>> start DATASET CONTENT

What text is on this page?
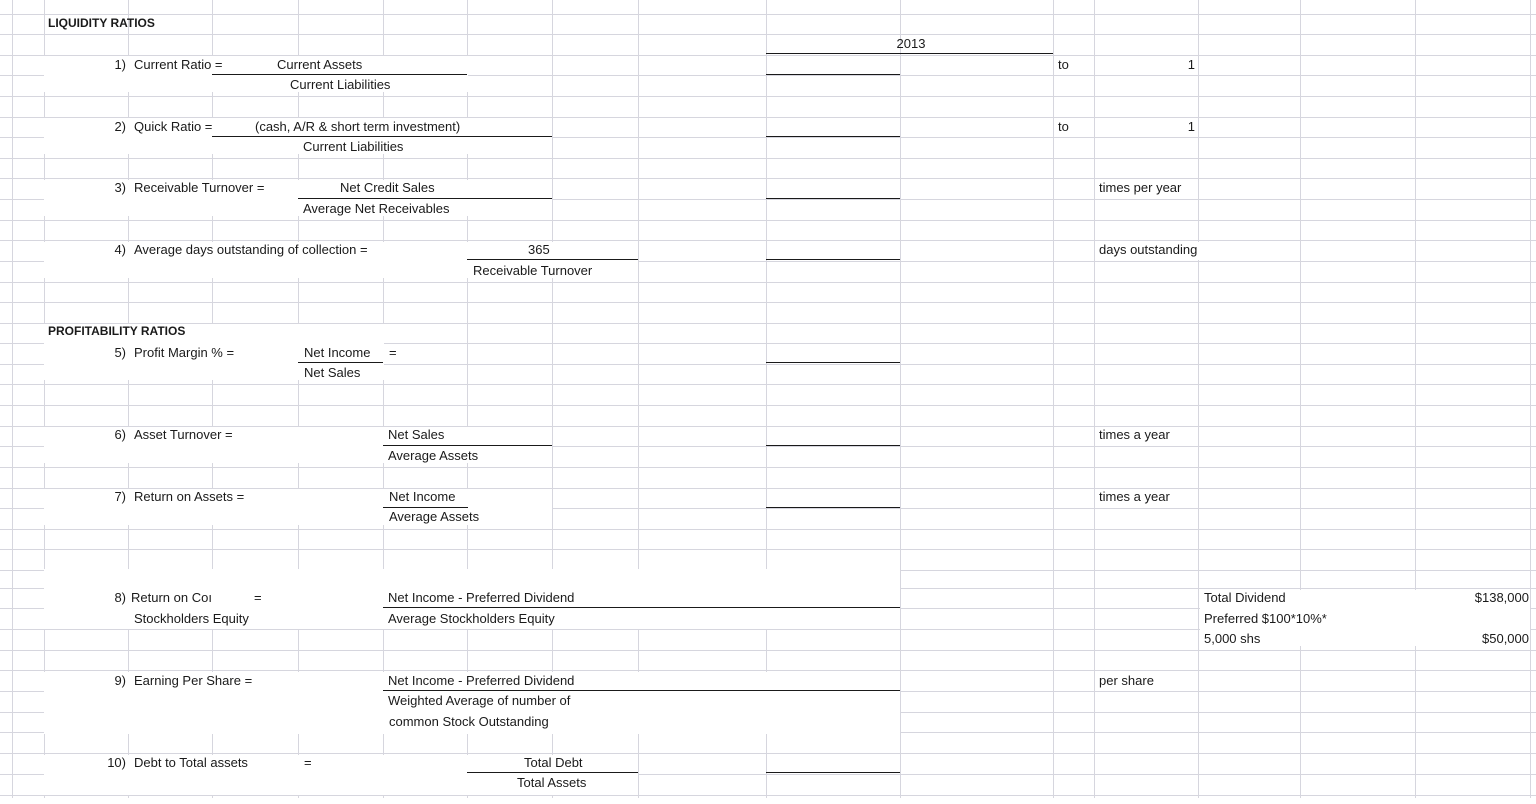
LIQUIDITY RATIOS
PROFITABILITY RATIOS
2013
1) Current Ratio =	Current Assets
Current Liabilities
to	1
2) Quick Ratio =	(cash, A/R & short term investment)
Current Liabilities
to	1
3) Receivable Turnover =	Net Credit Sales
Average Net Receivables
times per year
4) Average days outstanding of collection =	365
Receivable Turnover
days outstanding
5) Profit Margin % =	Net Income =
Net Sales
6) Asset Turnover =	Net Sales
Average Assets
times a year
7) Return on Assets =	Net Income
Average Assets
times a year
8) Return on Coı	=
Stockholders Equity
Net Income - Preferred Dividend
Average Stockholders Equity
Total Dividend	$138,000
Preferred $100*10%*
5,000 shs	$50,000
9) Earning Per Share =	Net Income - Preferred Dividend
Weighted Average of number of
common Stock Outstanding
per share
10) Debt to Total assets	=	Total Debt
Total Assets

>> end DATASET CONTENT
>> start DATASET CONTENT

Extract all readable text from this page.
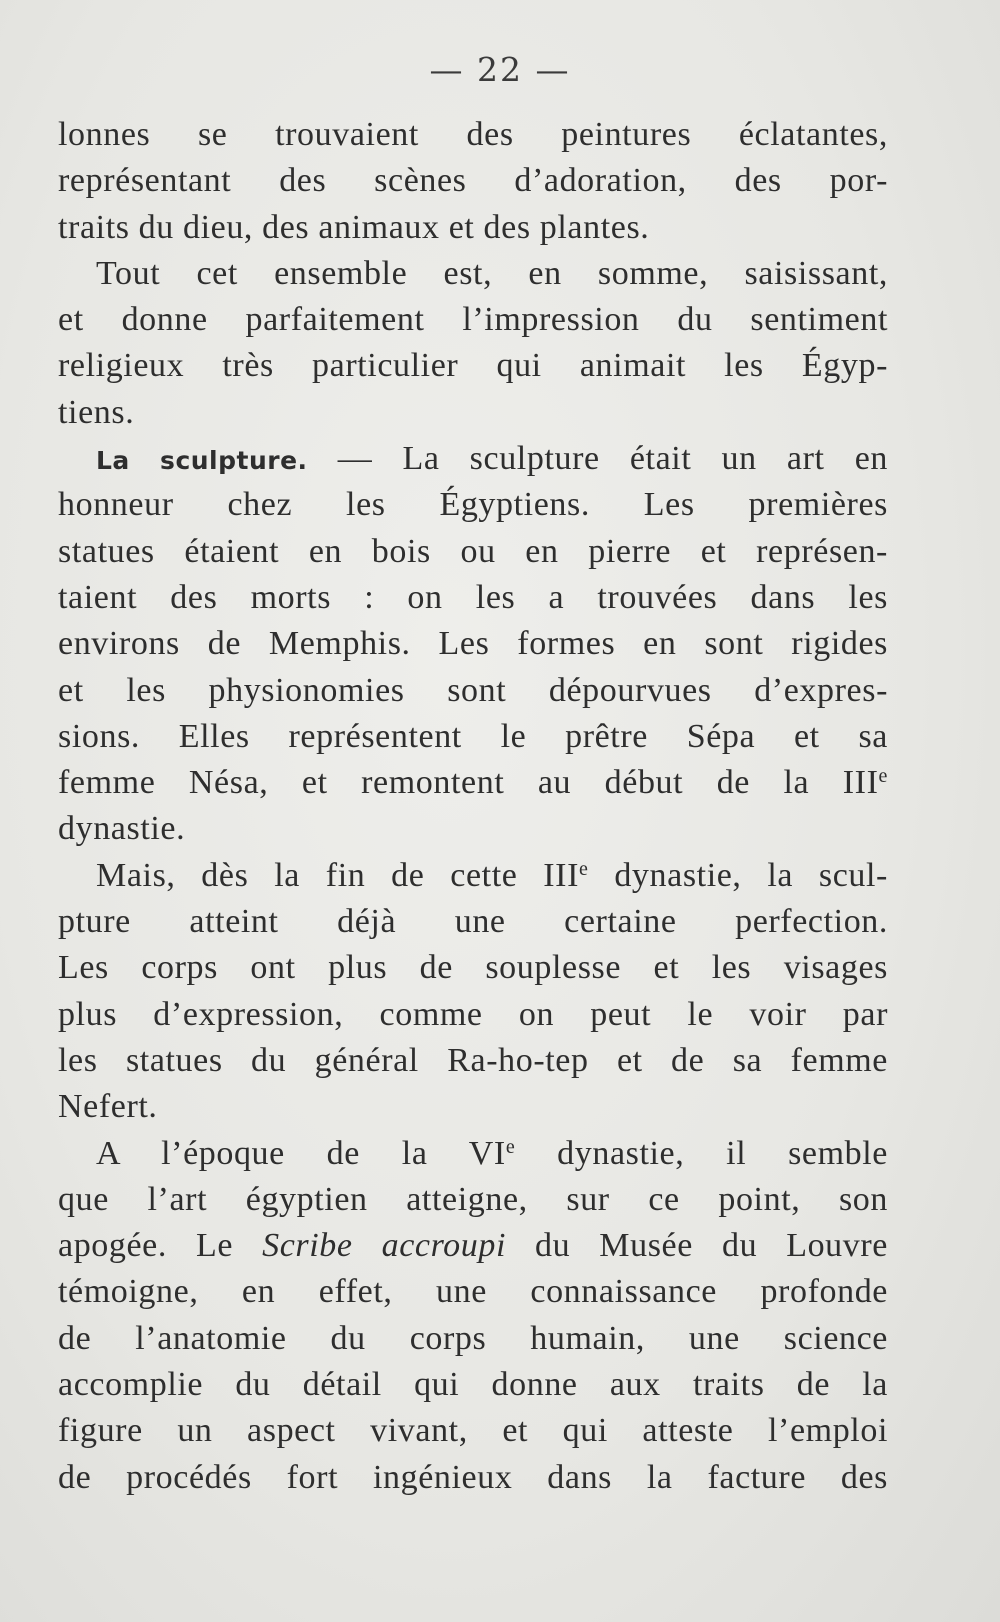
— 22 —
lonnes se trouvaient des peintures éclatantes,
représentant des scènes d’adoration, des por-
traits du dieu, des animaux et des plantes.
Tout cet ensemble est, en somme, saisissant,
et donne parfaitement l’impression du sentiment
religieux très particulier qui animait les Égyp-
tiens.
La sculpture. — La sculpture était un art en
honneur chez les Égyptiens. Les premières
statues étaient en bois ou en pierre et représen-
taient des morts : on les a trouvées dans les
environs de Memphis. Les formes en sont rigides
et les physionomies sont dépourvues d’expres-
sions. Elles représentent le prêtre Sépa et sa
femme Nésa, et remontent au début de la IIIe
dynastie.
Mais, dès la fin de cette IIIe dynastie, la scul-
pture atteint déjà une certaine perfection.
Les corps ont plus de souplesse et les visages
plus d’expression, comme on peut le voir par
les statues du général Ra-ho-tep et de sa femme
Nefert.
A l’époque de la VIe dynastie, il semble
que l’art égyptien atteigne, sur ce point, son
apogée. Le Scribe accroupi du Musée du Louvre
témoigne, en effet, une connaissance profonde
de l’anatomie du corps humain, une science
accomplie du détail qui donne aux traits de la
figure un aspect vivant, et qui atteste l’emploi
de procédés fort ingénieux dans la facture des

>> end DATASET CONTENT
>> start DATASET CONTENT

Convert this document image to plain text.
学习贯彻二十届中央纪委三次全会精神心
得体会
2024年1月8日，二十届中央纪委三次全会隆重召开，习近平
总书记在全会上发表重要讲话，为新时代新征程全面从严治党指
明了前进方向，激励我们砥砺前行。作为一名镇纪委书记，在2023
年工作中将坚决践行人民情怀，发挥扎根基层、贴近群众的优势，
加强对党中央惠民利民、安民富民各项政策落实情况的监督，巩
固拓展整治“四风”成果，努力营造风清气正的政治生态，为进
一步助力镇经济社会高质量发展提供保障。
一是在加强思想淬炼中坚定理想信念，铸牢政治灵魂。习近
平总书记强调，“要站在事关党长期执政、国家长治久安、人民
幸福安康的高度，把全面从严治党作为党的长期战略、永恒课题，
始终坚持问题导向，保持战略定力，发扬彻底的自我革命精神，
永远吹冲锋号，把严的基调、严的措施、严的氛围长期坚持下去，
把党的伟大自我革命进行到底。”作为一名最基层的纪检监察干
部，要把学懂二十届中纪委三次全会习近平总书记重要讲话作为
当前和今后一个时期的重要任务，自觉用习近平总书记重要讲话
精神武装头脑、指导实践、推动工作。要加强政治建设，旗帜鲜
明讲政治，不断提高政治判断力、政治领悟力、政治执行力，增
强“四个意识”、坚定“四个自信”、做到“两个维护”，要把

>> end DATASET CONTENT

■ EXERCISE INSTRUCTIONS:
For this exercise, gather every line of the data that contains the word "Income".

■ WRITTEN SOLUTION:
5) Profit Margin % =	Net Income =
7) Return on Assets =	Net Income
Net Income - Preferred Dividend
9) Earning Per Share =	Net Income - Preferred Dividend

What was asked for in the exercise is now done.